** Task statement **
Your task is to copy each line that has the word "شروع".

Dataset excerpts
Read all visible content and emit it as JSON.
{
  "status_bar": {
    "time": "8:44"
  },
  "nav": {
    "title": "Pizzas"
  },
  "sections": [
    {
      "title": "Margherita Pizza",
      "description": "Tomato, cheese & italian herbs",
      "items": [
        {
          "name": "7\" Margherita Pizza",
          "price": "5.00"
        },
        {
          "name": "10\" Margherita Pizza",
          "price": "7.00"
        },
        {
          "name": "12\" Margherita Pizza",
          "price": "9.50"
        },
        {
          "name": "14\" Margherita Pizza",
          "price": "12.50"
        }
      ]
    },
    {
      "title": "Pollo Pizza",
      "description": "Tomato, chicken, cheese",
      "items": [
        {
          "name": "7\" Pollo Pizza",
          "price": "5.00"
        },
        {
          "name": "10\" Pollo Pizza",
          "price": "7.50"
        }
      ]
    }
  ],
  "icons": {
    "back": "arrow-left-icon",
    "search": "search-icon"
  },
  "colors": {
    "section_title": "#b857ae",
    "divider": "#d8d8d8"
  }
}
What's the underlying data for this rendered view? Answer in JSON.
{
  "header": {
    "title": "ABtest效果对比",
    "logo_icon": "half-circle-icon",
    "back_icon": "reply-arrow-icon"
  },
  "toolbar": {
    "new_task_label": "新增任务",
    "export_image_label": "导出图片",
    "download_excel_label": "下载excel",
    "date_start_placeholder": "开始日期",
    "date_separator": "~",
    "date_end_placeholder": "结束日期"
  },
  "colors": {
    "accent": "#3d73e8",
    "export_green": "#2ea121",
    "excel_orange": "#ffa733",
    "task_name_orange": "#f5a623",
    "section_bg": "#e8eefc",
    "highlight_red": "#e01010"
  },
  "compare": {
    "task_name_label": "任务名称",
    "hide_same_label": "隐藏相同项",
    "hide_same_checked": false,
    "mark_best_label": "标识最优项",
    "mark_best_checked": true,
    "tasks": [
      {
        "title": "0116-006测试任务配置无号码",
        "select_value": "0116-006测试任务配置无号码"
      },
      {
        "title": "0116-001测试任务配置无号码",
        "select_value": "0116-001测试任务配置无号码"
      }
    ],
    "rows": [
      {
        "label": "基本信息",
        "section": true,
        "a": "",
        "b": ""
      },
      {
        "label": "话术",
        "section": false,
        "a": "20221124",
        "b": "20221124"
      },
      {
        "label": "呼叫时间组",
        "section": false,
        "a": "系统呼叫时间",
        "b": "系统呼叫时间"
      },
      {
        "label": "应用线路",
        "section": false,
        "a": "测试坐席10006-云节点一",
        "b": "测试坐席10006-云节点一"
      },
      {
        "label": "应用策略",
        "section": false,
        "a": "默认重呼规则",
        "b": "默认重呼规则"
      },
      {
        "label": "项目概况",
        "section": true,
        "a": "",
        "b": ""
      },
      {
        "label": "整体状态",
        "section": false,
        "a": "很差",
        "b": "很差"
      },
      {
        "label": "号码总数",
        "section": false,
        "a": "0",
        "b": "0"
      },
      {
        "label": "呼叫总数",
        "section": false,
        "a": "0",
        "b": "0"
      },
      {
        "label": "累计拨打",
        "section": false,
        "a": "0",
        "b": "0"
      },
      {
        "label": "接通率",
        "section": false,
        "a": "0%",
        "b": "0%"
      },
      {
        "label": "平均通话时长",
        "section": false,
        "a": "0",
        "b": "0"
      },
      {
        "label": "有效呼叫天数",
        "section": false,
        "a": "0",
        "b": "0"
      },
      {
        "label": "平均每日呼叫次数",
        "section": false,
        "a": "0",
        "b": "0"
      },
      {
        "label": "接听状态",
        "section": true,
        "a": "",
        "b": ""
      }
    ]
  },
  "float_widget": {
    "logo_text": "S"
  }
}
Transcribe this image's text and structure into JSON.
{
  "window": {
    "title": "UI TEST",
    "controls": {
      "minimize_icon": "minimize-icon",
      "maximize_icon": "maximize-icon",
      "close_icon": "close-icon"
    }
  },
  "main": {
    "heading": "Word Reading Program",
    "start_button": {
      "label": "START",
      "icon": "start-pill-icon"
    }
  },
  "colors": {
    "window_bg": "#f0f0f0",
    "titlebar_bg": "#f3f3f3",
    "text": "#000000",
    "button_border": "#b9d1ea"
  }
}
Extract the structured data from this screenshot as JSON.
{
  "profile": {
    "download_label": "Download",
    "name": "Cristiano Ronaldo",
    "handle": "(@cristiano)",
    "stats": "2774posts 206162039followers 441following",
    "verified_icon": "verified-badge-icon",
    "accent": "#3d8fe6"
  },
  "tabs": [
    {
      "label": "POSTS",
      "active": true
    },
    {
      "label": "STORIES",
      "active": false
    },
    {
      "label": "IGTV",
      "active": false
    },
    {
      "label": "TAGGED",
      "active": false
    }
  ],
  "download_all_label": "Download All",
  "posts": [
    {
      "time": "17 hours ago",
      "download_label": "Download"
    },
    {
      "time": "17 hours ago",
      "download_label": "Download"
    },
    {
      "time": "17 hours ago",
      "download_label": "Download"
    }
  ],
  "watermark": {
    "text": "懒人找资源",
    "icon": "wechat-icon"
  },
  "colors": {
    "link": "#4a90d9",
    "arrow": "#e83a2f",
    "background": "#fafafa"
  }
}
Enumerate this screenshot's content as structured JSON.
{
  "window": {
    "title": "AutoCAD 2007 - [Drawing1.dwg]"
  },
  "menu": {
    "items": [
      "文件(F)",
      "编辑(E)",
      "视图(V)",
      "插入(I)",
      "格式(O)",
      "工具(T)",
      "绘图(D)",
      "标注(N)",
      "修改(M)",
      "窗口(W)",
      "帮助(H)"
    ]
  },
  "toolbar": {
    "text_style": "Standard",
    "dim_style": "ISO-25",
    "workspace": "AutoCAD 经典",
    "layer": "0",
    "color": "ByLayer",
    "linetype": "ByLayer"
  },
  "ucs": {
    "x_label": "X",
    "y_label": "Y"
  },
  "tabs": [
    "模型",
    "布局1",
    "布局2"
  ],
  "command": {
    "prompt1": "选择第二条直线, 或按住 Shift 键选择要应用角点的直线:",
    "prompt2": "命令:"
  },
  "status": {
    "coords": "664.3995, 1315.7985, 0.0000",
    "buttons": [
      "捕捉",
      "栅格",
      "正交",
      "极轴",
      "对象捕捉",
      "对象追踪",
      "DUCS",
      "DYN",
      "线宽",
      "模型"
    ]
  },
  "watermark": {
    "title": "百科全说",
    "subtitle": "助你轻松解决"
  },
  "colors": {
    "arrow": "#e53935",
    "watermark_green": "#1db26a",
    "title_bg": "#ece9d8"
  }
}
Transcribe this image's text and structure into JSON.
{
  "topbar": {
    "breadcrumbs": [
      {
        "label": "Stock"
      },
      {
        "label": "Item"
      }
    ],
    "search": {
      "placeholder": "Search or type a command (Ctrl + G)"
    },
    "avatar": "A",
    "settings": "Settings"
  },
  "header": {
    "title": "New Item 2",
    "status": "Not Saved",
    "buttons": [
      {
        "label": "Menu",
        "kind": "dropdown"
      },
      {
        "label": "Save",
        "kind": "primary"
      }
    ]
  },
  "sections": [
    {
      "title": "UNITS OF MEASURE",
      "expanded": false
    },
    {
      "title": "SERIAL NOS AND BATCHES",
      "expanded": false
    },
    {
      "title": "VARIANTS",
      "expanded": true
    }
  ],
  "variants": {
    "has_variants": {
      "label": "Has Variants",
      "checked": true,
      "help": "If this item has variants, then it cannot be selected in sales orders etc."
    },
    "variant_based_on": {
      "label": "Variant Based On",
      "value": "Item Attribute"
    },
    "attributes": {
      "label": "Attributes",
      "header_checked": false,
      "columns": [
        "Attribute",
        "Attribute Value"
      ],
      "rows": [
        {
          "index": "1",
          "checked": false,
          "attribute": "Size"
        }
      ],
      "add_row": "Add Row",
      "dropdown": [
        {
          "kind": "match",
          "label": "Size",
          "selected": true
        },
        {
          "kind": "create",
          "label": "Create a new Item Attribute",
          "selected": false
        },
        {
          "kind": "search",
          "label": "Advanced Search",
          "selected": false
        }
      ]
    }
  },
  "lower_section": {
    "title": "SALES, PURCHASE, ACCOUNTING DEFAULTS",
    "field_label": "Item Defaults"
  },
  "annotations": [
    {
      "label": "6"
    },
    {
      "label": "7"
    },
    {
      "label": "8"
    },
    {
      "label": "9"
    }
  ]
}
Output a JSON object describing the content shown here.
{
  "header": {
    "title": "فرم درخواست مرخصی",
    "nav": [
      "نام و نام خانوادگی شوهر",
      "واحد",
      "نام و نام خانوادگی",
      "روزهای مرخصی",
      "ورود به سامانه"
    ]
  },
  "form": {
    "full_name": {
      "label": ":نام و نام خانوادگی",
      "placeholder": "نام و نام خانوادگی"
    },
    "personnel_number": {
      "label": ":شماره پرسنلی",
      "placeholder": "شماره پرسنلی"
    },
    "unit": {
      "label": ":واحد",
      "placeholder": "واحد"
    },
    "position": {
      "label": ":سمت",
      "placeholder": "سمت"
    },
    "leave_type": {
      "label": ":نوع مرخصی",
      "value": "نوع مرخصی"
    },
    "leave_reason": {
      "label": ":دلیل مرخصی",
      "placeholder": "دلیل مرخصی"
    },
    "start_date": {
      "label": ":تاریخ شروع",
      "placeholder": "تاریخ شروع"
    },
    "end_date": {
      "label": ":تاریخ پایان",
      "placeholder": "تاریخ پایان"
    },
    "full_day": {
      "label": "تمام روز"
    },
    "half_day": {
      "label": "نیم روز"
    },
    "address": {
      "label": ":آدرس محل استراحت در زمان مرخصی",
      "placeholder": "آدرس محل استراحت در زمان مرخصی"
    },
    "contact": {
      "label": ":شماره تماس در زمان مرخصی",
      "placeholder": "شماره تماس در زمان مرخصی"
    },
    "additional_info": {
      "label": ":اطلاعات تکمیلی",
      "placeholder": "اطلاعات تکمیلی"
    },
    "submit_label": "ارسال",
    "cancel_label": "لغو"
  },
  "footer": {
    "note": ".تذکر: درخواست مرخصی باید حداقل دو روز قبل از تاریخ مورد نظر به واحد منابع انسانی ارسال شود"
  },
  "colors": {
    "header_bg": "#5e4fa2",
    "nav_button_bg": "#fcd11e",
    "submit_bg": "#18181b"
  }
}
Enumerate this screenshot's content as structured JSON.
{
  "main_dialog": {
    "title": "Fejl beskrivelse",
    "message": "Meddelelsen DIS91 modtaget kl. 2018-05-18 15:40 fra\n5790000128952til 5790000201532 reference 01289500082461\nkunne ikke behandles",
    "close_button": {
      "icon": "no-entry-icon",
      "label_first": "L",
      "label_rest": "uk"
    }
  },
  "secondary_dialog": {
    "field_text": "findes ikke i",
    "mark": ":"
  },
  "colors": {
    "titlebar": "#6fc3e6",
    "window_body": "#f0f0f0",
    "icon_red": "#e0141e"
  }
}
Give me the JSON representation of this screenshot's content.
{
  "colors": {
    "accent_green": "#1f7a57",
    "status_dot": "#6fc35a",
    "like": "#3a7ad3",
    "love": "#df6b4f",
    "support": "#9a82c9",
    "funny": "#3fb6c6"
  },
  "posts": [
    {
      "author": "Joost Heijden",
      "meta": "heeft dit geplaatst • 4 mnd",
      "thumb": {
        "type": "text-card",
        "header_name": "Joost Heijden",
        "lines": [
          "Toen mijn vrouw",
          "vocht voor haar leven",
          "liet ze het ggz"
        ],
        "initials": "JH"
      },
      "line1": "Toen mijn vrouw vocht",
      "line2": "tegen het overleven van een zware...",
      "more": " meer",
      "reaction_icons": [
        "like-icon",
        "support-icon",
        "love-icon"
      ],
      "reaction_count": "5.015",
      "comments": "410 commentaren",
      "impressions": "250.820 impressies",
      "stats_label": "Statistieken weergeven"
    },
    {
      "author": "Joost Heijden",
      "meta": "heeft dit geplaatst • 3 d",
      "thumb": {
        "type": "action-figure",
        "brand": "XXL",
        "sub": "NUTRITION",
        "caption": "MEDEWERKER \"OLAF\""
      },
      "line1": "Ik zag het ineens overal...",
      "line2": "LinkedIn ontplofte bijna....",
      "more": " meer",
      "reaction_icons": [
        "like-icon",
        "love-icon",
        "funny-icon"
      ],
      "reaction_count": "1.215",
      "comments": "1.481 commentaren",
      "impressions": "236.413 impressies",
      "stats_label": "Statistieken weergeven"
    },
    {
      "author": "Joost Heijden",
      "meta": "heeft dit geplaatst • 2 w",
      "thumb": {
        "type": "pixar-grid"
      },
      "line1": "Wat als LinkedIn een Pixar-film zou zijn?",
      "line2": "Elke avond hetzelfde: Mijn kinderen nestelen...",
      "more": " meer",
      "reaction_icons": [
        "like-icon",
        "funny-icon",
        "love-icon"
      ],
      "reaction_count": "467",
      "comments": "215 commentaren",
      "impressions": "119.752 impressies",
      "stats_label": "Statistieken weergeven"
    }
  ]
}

** Finished task **
      "label": ":تاریخ شروع",
      "placeholder": "تاریخ شروع"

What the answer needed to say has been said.